## DATA PROVIDED
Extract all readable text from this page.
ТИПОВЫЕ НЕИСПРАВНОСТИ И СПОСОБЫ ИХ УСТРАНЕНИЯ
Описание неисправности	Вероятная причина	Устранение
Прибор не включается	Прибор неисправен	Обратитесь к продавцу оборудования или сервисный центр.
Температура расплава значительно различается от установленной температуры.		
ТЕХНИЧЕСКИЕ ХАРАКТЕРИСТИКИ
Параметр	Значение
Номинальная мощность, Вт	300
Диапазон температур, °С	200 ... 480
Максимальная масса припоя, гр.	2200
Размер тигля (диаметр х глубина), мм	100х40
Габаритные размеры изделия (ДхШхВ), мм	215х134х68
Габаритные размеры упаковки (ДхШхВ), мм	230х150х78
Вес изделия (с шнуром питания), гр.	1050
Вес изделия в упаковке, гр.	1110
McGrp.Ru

## WHAT IS EXPECTED
Extract lines where the string "размеры" occurs.

## WRITTEN RESPONSE
Габаритные размеры изделия (ДхШхВ), мм	215х134х68
Габаритные размеры упаковки (ДхШхВ), мм	230х150х78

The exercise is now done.